▶ [Problem to work on]: Bring together all lines of the material below that contain the string "season".
>>>>
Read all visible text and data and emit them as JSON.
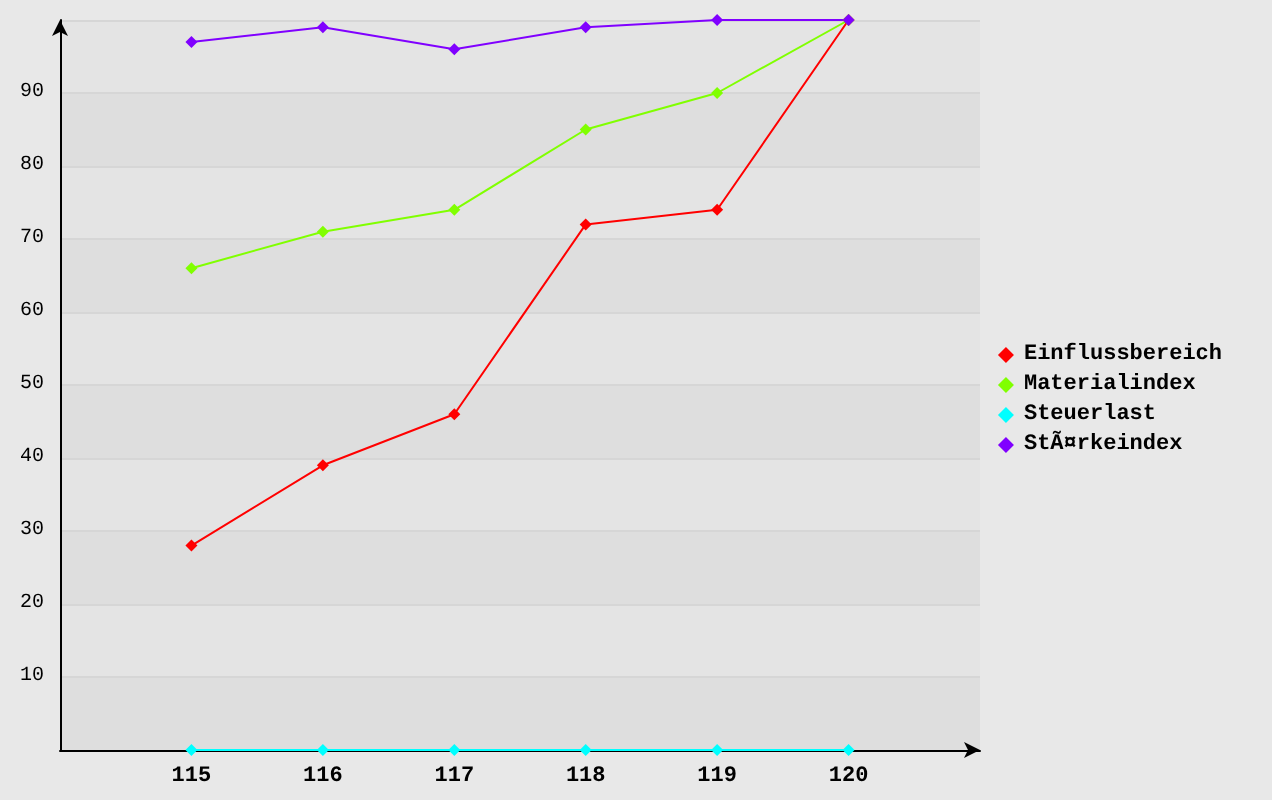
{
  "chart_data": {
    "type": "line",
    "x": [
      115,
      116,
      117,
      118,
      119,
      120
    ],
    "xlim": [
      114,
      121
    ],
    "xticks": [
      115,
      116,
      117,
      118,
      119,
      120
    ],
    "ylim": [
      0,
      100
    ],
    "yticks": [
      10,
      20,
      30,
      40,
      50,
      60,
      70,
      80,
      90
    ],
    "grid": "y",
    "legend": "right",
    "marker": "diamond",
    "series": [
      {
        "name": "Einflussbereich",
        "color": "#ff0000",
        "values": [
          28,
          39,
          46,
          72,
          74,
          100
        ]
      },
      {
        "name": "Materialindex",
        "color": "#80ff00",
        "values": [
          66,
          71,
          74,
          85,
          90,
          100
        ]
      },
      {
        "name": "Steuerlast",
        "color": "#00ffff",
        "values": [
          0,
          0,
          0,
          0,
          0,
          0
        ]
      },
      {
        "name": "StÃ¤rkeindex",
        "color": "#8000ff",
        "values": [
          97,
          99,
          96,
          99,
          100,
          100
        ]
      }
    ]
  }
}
<<<<
>>>>
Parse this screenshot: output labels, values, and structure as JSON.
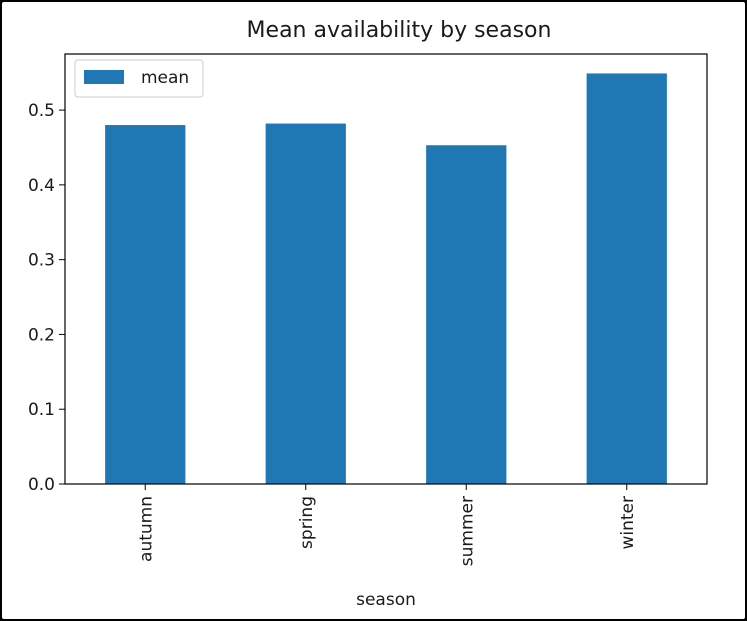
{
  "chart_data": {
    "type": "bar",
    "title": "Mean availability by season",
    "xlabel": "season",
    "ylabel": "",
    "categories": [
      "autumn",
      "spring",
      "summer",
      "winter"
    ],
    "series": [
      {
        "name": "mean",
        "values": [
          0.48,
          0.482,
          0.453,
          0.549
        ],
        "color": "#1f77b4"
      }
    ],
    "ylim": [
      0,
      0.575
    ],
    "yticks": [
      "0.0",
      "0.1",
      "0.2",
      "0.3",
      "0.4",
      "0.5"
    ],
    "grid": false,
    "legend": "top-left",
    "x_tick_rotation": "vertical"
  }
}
<<<<
▶ [Response to this task]:
    "title": "Mean availability by season",
    "xlabel": "season",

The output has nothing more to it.